# [DO THIS]
Your copy should contain exactly the lines from the one that holds "What's the underlying" through the end of the material, reproduced as written, with no pictures.

* START MATERIAL PROVIDED *

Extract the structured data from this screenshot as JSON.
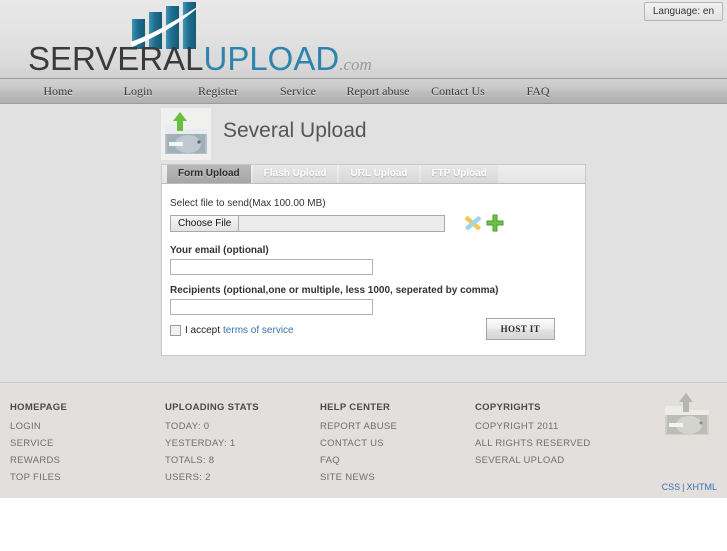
{
  "header": {
    "language_button": "Language: en",
    "logo": {
      "part1": "SERVERAL",
      "part2": "UPLOAD",
      "part3": ".com",
      "icon": "bar-chart-swoosh-logo",
      "bar_color": "#2a7fa3",
      "word_color": "#3a3a3a",
      "upload_color": "#2f84ad"
    }
  },
  "nav": {
    "items": [
      {
        "label": "Home"
      },
      {
        "label": "Login"
      },
      {
        "label": "Register"
      },
      {
        "label": "Service"
      },
      {
        "label": "Report abuse"
      },
      {
        "label": "Contact Us"
      },
      {
        "label": "FAQ"
      }
    ]
  },
  "main": {
    "page_title": "Several Upload",
    "title_icon": "folder-upload-icon",
    "tabs": [
      {
        "label": "Form Upload",
        "active": true
      },
      {
        "label": "Flash Upload",
        "active": false
      },
      {
        "label": "URL Upload",
        "active": false
      },
      {
        "label": "FTP Upload",
        "active": false
      }
    ],
    "form": {
      "file_label": "Select file to send(Max 100.00 MB)",
      "choose_file_button": "Choose File",
      "file_name_value": "",
      "add_icon": "green-plus-icon",
      "edit_icon": "pencil-cross-icon",
      "email_label": "Your email (optional)",
      "email_value": "",
      "email_placeholder": "",
      "recipients_label": "Recipients (optional,one or multiple, less 1000, seperated by comma)",
      "recipients_value": "",
      "recipients_placeholder": "",
      "accept_text": "I accept",
      "terms_link": "terms of service",
      "accept_checked": false,
      "submit_button": "HOST IT"
    }
  },
  "footer": {
    "columns": [
      {
        "heading": "HOMEPAGE",
        "items": [
          "LOGIN",
          "SERVICE",
          "REWARDS",
          "TOP FILES"
        ]
      },
      {
        "heading": "UPLOADING STATS",
        "items": [
          "TODAY: 0",
          "YESTERDAY: 1",
          "TOTALS: 8",
          "USERS: 2"
        ]
      },
      {
        "heading": "HELP CENTER",
        "items": [
          "REPORT ABUSE",
          "CONTACT US",
          "FAQ",
          "SITE NEWS"
        ]
      },
      {
        "heading": "COPYRIGHTS",
        "items": [
          "COPYRIGHT 2011",
          "ALL RIGHTS RESERVED",
          "SEVERAL UPLOAD"
        ]
      }
    ],
    "logo_icon": "folder-upload-icon",
    "validation": {
      "css_link": "CSS",
      "separator": "|",
      "xhtml_link": "XHTML",
      "link_color": "#3a72b0"
    }
  }
}
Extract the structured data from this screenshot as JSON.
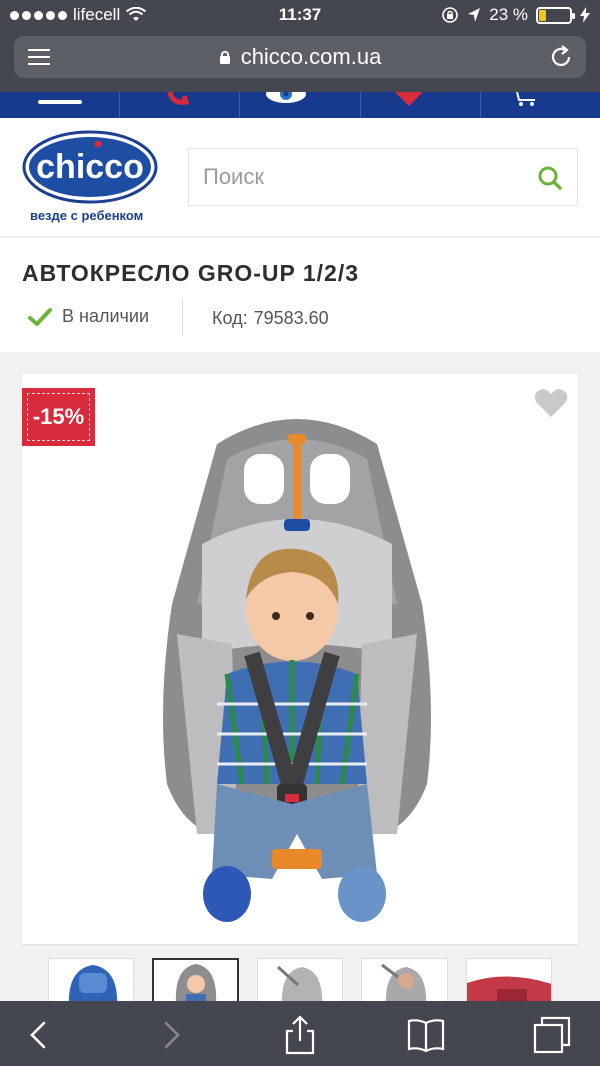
{
  "status_bar": {
    "carrier": "lifecell",
    "time": "11:37",
    "battery_percent": "23 %",
    "battery_level": 0.23
  },
  "browser": {
    "url": "chicco.com.ua"
  },
  "header": {
    "logo_text": "chicco",
    "tagline": "везде с ребенком",
    "search_placeholder": "Поиск"
  },
  "product": {
    "title": "АВТОКРЕСЛО GRO-UP 1/2/3",
    "availability": "В наличии",
    "code_label": "Код:",
    "code_value": "79583.60",
    "discount_badge": "-15%"
  },
  "icons": {
    "reader": "reader-icon",
    "reload": "reload-icon",
    "search": "search-icon",
    "heart": "heart-icon",
    "check": "check-icon",
    "back": "back-icon",
    "forward": "forward-icon",
    "share": "share-icon",
    "bookmarks": "bookmarks-icon",
    "tabs": "tabs-icon"
  },
  "colors": {
    "brand_blue": "#173a8e",
    "discount_red": "#d82c3c",
    "check_green": "#6bb33b",
    "search_green": "#6bb33b"
  }
}
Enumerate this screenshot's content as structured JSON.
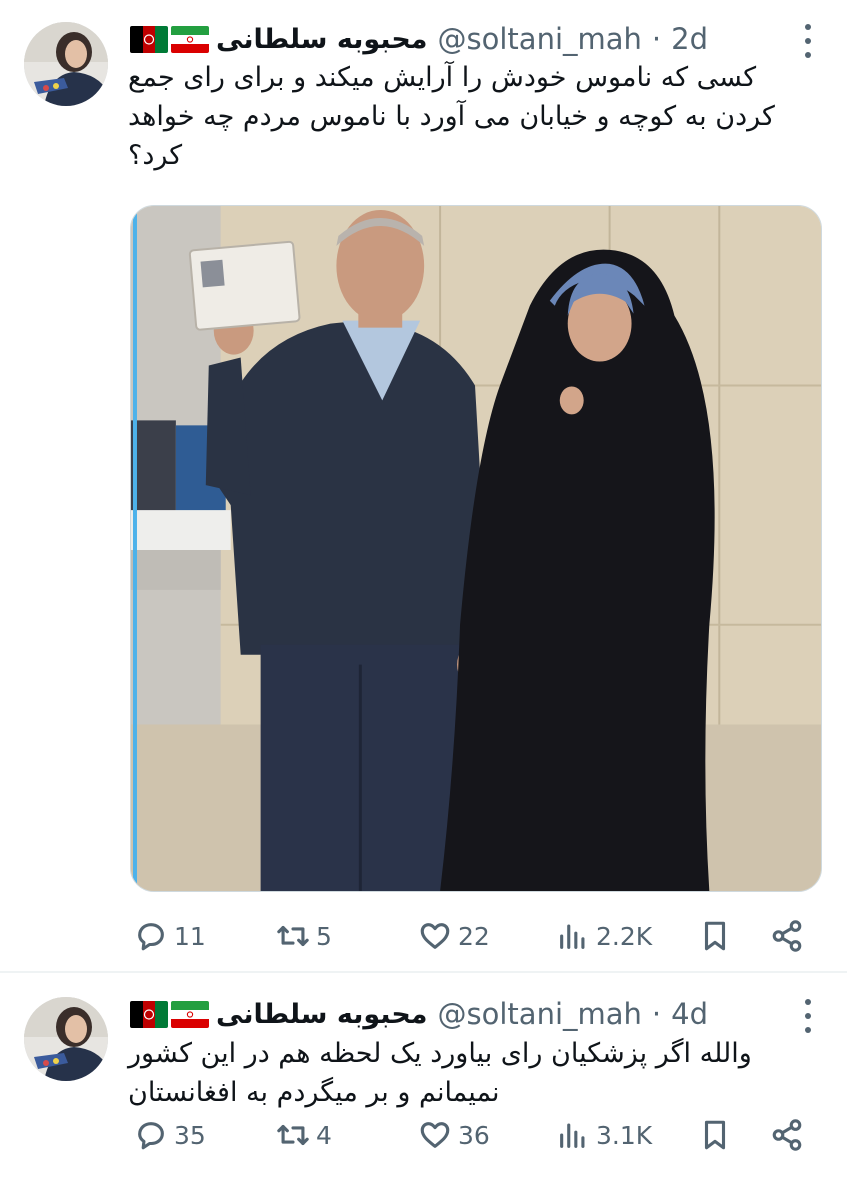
{
  "tweets": [
    {
      "author_name": "محبوبه سلطانی",
      "handle": "@soltani_mah",
      "separator": "·",
      "time": "2d",
      "text": "کسی که ناموس خودش را آرایش میکند و برای رای جمع کردن به کوچه و خیابان می آورد با ناموس مردم چه خواهد کرد؟",
      "has_media": true,
      "media_icon": "photo-of-two-people",
      "stats": {
        "replies": "11",
        "retweets": "5",
        "likes": "22",
        "views": "2.2K"
      }
    },
    {
      "author_name": "محبوبه سلطانی",
      "handle": "@soltani_mah",
      "separator": "·",
      "time": "4d",
      "text": "والله اگر پزشکیان رای بیاورد یک لحظه هم در این کشور نمیمانم و بر میگردم به افغانستان",
      "has_media": false,
      "stats": {
        "replies": "35",
        "retweets": "4",
        "likes": "36",
        "views": "3.1K"
      }
    }
  ],
  "flags": [
    "afghanistan-flag-icon",
    "iran-flag-icon"
  ],
  "icons": {
    "reply": "reply-icon",
    "retweet": "retweet-icon",
    "like": "heart-icon",
    "views": "views-icon",
    "bookmark": "bookmark-icon",
    "share": "share-icon",
    "more": "more-icon"
  },
  "colors": {
    "text": "#0f1419",
    "secondary": "#536471",
    "border": "#eff3f4",
    "flag_green_af": "#007a36",
    "flag_red_af": "#be0000",
    "flag_green_ir": "#239f40",
    "flag_red_ir": "#da0000"
  }
}
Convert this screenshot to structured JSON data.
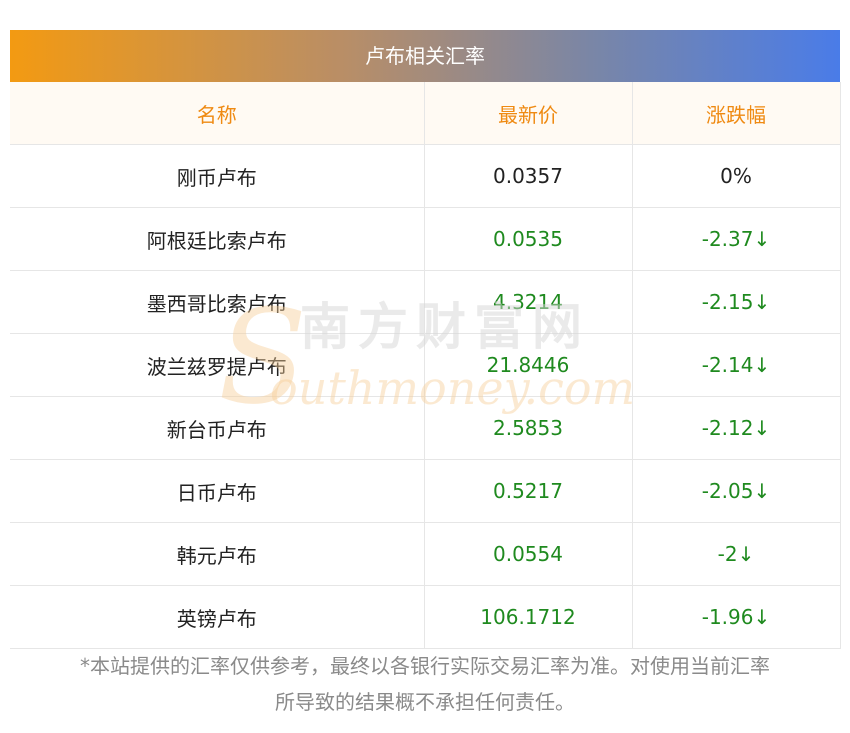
{
  "title": "卢布相关汇率",
  "headers": {
    "name": "名称",
    "price": "最新价",
    "change": "涨跌幅"
  },
  "rows": [
    {
      "name": "刚币卢布",
      "price": "0.0357",
      "change": "0%",
      "dir": "flat"
    },
    {
      "name": "阿根廷比索卢布",
      "price": "0.0535",
      "change": "-2.37↓",
      "dir": "down"
    },
    {
      "name": "墨西哥比索卢布",
      "price": "4.3214",
      "change": "-2.15↓",
      "dir": "down"
    },
    {
      "name": "波兰兹罗提卢布",
      "price": "21.8446",
      "change": "-2.14↓",
      "dir": "down"
    },
    {
      "name": "新台币卢布",
      "price": "2.5853",
      "change": "-2.12↓",
      "dir": "down"
    },
    {
      "name": "日币卢布",
      "price": "0.5217",
      "change": "-2.05↓",
      "dir": "down"
    },
    {
      "name": "韩元卢布",
      "price": "0.0554",
      "change": "-2↓",
      "dir": "down"
    },
    {
      "name": "英镑卢布",
      "price": "106.1712",
      "change": "-1.96↓",
      "dir": "down"
    }
  ],
  "watermark": {
    "cn": "南方财富网",
    "en": "outhmoney.com"
  },
  "disclaimer": {
    "line1": "*本站提供的汇率仅供参考，最终以各银行实际交易汇率为准。对使用当前汇率",
    "line2": "所导致的结果概不承担任何责任。"
  },
  "colors": {
    "header_text": "#ef8a12",
    "down": "#1f8a1f",
    "gradient_start": "#f39a12",
    "gradient_end": "#4a7ce8"
  }
}
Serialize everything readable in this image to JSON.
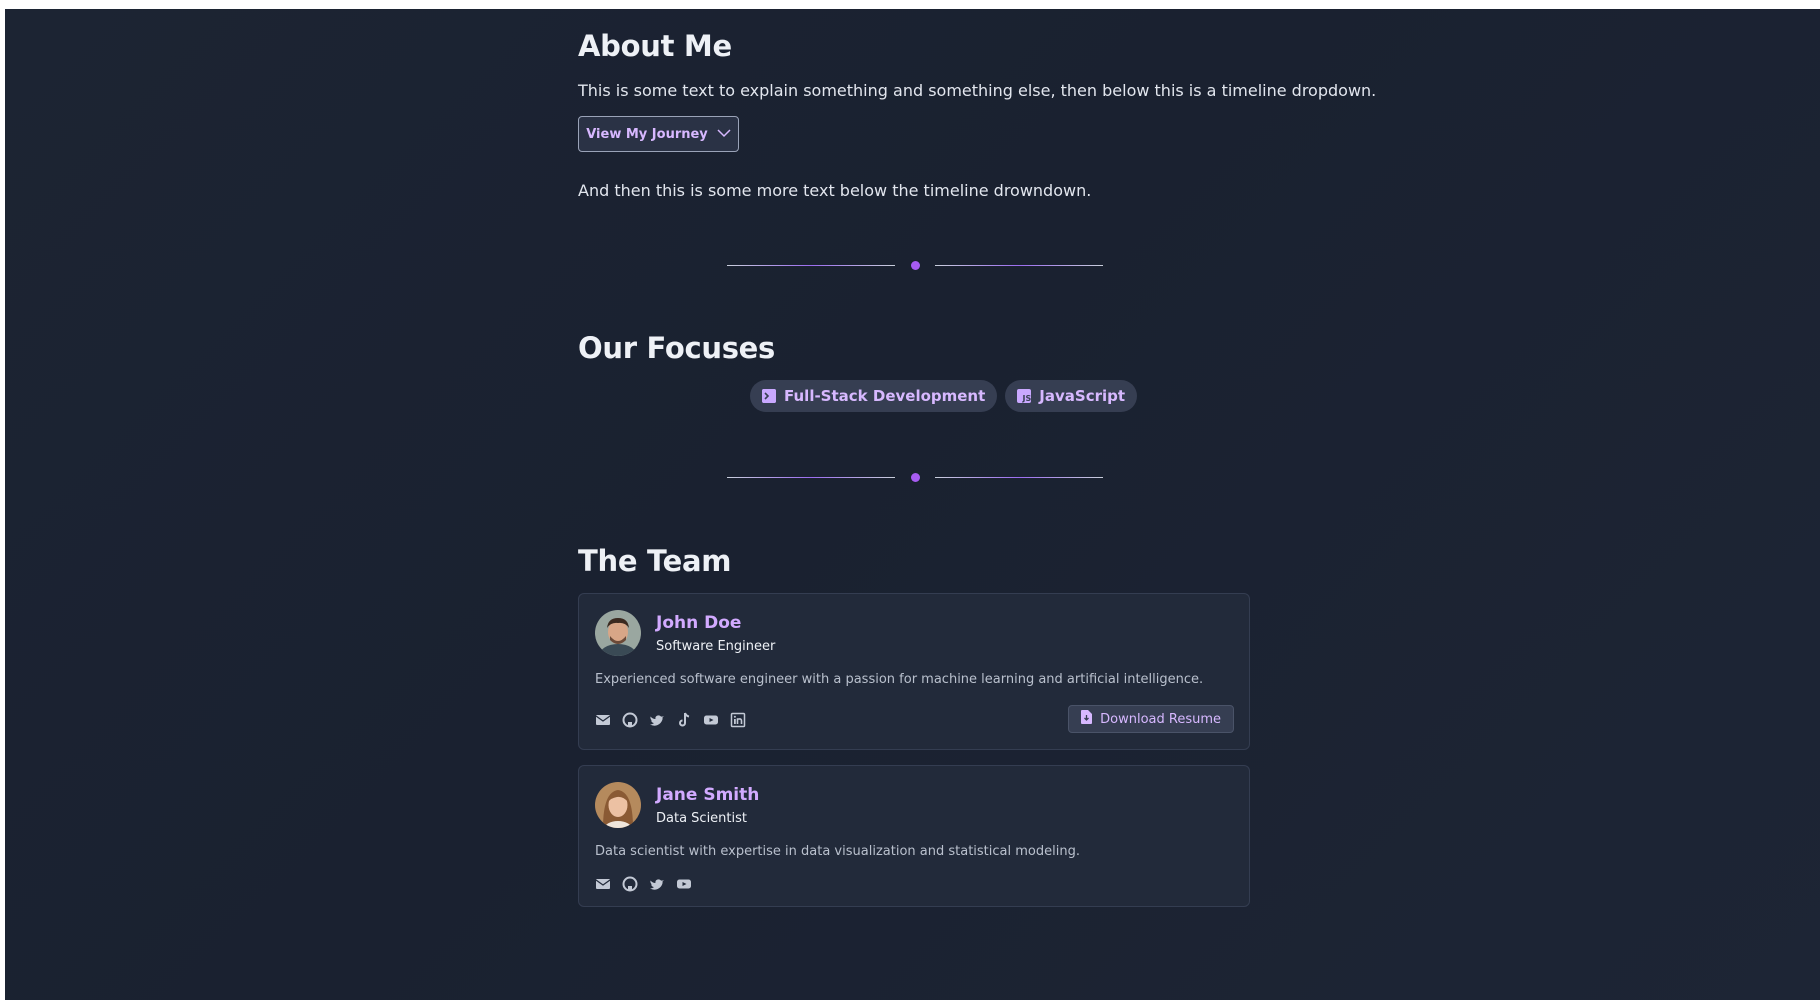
{
  "about": {
    "title": "About Me",
    "intro": "This is some text to explain something and something else, then below this is a timeline dropdown.",
    "journey_button": "View My Journey",
    "outro": "And then this is some more text below the timeline drowndown."
  },
  "focuses": {
    "title": "Our Focuses",
    "chips": [
      {
        "label": "Full-Stack Development",
        "icon": "terminal-icon"
      },
      {
        "label": "JavaScript",
        "icon": "javascript-icon"
      }
    ]
  },
  "team": {
    "title": "The Team",
    "members": [
      {
        "name": "John Doe",
        "role": "Software Engineer",
        "bio": "Experienced software engineer with a passion for machine learning and artificial intelligence.",
        "socials": [
          "email-icon",
          "github-icon",
          "twitter-icon",
          "tiktok-icon",
          "youtube-icon",
          "linkedin-icon"
        ],
        "resume_label": "Download Resume"
      },
      {
        "name": "Jane Smith",
        "role": "Data Scientist",
        "bio": "Data scientist with expertise in data visualization and statistical modeling.",
        "socials": [
          "email-icon",
          "github-icon",
          "twitter-icon",
          "youtube-icon"
        ]
      }
    ]
  },
  "colors": {
    "background": "#1c2433",
    "accent": "#d2aaff",
    "divider_dot": "#a75cf2",
    "card": "#222a3a"
  }
}
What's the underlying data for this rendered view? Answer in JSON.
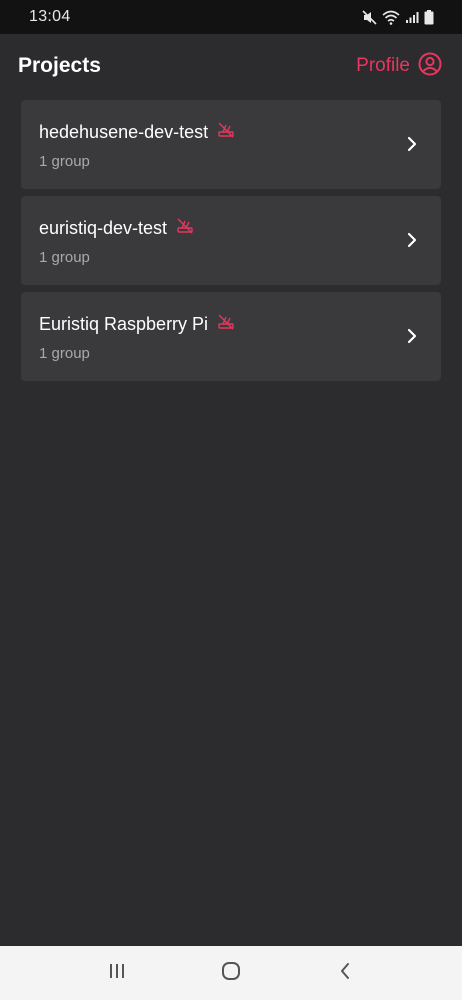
{
  "status_bar": {
    "time": "13:04",
    "icons": [
      "mute-icon",
      "wifi-icon",
      "signal-icon",
      "battery-icon"
    ]
  },
  "header": {
    "title": "Projects",
    "profile_label": "Profile",
    "profile_icon": "user-circle-icon"
  },
  "projects": [
    {
      "name": "hedehusene-dev-test",
      "meta": "1 group",
      "status_icon": "offline-router-icon"
    },
    {
      "name": "euristiq-dev-test",
      "meta": "1 group",
      "status_icon": "offline-router-icon"
    },
    {
      "name": "Euristiq Raspberry Pi",
      "meta": "1 group",
      "status_icon": "offline-router-icon"
    }
  ],
  "nav_bar": {
    "buttons": [
      "recent-apps-icon",
      "home-icon",
      "back-icon"
    ]
  },
  "colors": {
    "accent": "#e8365f",
    "background": "#2c2b2e",
    "card": "#3a393c",
    "status_bar": "#121212",
    "nav_bar": "#f4f4f4"
  }
}
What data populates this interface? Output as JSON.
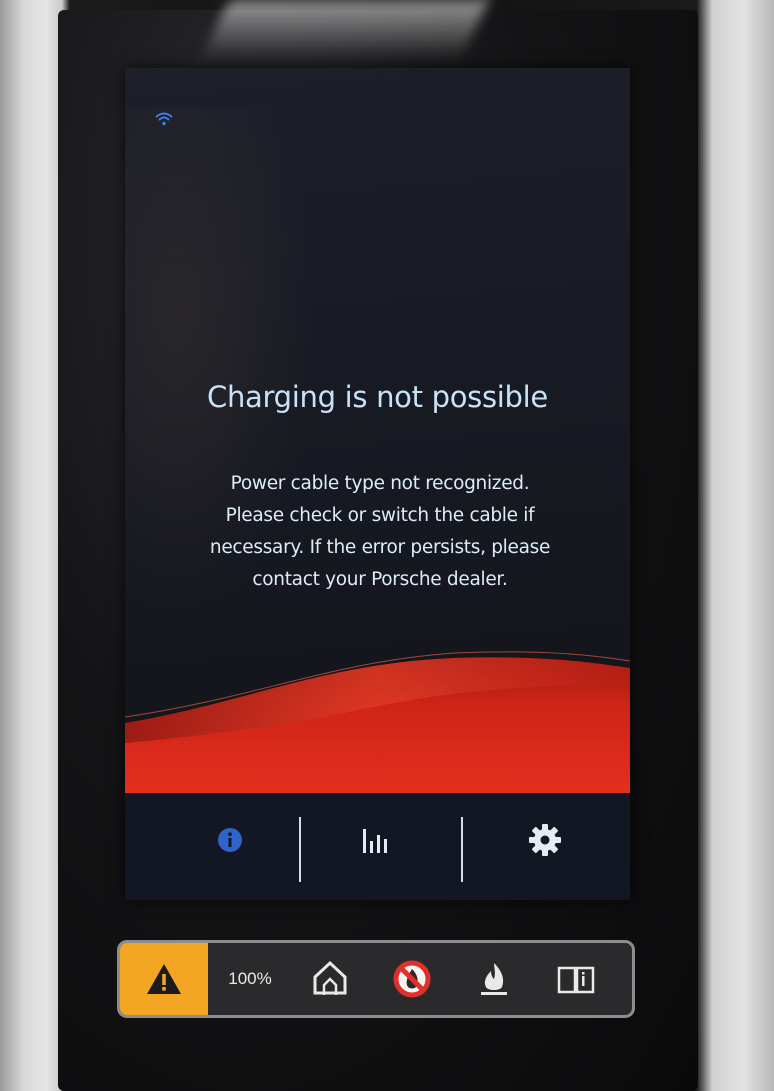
{
  "screen": {
    "status_icon": "wifi-icon",
    "title": "Charging is not possible",
    "message": [
      "Power cable type not recognized.",
      "Please check or switch the cable if",
      "necessary. If the error persists, please",
      "contact your Porsche dealer."
    ]
  },
  "navbar": {
    "items": [
      {
        "icon": "info-icon",
        "color": "#2f63c9"
      },
      {
        "icon": "bar-chart-icon",
        "color": "#e6ebf2"
      },
      {
        "icon": "gear-icon",
        "color": "#e6ebf2"
      }
    ]
  },
  "status_strip": {
    "warning_icon": "warning-icon",
    "warning_color": "#f2a623",
    "percentage": "100%",
    "icons": [
      "house-power-icon",
      "no-fire-icon",
      "flame-icon",
      "manual-icon"
    ],
    "prohibition_color": "#e0302c"
  },
  "colors": {
    "accent_red": "#d8261c",
    "title_text": "#c9e2f7"
  }
}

* END MATERIAL PROVIDED *

# [OUTPUT FOR THIS TASK]
What's the underlying data for this rendered view? Answer in JSON.
{
  "status_bar": {
    "time": "13:04",
    "icons": [
      "mute-icon",
      "wifi-icon",
      "signal-icon",
      "battery-icon"
    ]
  },
  "header": {
    "title": "Projects",
    "profile_label": "Profile",
    "profile_icon": "user-circle-icon"
  },
  "projects": [
    {
      "name": "hedehusene-dev-test",
      "meta": "1 group",
      "status_icon": "offline-router-icon"
    },
    {
      "name": "euristiq-dev-test",
      "meta": "1 group",
      "status_icon": "offline-router-icon"
    },
    {
      "name": "Euristiq Raspberry Pi",
      "meta": "1 group",
      "status_icon": "offline-router-icon"
    }
  ],
  "nav_bar": {
    "buttons": [
      "recent-apps-icon",
      "home-icon",
      "back-icon"
    ]
  },
  "colors": {
    "accent": "#e8365f",
    "background": "#2c2b2e",
    "card": "#3a393c",
    "status_bar": "#121212",
    "nav_bar": "#f4f4f4"
  }
}
What data populates this interface? Output as JSON.
{
  "screen": {
    "status_icon": "wifi-icon",
    "title": "Charging is not possible",
    "message": [
      "Power cable type not recognized.",
      "Please check or switch the cable if",
      "necessary. If the error persists, please",
      "contact your Porsche dealer."
    ]
  },
  "navbar": {
    "items": [
      {
        "icon": "info-icon",
        "color": "#2f63c9"
      },
      {
        "icon": "bar-chart-icon",
        "color": "#e6ebf2"
      },
      {
        "icon": "gear-icon",
        "color": "#e6ebf2"
      }
    ]
  },
  "status_strip": {
    "warning_icon": "warning-icon",
    "warning_color": "#f2a623",
    "percentage": "100%",
    "icons": [
      "house-power-icon",
      "no-fire-icon",
      "flame-icon",
      "manual-icon"
    ],
    "prohibition_color": "#e0302c"
  },
  "colors": {
    "accent_red": "#d8261c",
    "title_text": "#c9e2f7"
  }
}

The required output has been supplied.